PROVIDED INFORMATION —
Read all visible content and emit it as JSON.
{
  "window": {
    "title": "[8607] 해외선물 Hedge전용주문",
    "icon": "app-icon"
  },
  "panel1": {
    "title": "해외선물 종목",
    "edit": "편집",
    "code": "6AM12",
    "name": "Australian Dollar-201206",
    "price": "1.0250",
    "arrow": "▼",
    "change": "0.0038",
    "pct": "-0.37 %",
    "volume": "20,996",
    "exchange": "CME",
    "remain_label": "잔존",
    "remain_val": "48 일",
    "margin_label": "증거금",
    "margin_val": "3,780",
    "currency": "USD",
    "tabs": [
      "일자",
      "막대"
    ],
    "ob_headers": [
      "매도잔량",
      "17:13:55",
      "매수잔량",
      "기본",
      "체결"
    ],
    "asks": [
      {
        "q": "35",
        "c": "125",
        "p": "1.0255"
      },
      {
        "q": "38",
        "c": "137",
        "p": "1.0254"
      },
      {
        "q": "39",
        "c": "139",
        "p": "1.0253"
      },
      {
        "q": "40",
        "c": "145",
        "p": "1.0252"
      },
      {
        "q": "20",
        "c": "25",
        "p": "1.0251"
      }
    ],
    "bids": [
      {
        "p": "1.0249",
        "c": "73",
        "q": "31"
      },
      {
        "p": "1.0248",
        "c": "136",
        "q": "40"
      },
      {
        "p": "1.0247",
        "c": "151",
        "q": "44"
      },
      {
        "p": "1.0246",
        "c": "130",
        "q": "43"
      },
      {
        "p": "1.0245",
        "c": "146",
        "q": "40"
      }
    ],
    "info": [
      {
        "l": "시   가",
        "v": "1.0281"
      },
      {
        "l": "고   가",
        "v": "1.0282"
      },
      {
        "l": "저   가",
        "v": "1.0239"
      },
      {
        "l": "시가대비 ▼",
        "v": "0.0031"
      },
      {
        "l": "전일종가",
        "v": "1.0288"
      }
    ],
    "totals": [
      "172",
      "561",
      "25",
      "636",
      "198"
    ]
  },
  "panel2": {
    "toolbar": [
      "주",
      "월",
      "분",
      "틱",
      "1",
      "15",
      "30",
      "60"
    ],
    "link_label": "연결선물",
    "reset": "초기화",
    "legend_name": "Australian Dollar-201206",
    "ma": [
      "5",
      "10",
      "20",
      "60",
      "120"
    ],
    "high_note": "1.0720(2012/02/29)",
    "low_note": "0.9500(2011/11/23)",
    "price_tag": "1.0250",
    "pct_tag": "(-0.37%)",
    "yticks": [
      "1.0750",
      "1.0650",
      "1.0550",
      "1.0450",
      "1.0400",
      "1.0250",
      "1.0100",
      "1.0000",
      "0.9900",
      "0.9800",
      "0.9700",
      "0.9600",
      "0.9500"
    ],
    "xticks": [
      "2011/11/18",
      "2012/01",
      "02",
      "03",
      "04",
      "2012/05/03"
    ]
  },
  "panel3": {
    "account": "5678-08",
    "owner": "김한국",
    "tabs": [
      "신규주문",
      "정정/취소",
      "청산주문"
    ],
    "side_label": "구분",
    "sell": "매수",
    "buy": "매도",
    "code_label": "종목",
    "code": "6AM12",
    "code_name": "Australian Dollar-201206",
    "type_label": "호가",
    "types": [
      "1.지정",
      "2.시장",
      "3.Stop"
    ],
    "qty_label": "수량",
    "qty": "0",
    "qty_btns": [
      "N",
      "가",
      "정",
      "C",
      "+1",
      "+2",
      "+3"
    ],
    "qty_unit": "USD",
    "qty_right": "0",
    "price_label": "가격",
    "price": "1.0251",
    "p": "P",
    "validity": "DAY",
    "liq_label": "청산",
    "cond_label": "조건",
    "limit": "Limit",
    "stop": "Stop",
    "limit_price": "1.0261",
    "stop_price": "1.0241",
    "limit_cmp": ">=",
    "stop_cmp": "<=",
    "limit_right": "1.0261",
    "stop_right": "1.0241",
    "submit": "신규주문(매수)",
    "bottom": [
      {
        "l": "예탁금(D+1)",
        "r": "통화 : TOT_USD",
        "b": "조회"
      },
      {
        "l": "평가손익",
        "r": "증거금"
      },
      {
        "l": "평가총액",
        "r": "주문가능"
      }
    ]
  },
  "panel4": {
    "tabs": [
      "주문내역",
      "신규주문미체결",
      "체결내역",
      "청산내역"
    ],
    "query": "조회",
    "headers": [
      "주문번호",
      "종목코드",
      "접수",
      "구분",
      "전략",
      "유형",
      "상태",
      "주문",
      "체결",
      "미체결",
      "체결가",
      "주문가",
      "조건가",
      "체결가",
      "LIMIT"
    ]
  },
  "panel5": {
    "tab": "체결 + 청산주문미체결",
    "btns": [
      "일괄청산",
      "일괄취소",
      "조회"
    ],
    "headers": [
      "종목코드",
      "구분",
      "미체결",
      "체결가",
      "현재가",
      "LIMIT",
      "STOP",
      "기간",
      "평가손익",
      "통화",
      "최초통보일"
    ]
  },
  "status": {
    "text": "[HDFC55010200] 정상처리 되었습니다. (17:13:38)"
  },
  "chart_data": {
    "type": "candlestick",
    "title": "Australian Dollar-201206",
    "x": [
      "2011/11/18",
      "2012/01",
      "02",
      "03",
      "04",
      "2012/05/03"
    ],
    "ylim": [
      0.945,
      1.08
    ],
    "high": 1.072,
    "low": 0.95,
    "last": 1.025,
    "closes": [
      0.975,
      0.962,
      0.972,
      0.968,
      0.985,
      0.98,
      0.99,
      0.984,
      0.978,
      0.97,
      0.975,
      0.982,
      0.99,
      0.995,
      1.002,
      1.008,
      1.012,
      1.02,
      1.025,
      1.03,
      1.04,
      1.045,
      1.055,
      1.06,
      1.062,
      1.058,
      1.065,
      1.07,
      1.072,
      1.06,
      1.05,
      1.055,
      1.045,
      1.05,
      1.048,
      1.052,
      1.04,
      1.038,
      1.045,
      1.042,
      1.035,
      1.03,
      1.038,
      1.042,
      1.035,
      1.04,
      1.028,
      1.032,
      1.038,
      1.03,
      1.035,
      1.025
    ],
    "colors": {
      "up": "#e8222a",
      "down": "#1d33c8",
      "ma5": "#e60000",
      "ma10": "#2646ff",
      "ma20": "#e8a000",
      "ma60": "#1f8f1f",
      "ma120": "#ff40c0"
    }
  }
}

==

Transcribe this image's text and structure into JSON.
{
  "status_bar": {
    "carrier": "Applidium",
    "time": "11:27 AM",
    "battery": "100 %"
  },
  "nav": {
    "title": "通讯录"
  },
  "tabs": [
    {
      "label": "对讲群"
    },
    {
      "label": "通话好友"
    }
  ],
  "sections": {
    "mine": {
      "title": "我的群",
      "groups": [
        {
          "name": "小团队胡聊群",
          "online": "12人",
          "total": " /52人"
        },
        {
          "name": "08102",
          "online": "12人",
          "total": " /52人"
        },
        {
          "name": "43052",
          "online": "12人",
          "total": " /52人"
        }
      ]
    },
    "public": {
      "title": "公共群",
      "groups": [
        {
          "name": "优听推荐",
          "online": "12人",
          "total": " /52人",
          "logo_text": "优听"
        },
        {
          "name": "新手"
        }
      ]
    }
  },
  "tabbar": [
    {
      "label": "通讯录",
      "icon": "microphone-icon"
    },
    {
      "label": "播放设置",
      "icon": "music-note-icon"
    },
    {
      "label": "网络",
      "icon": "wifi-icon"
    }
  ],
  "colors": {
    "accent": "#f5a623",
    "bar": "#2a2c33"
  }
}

REQUEST — Show all lines in the entries above where the string "Australian" appears.

WRITTEN SOLUTION —
    "name": "Australian Dollar-201206",
    "legend_name": "Australian Dollar-201206",
    "code_name": "Australian Dollar-201206",
    "title": "Australian Dollar-201206",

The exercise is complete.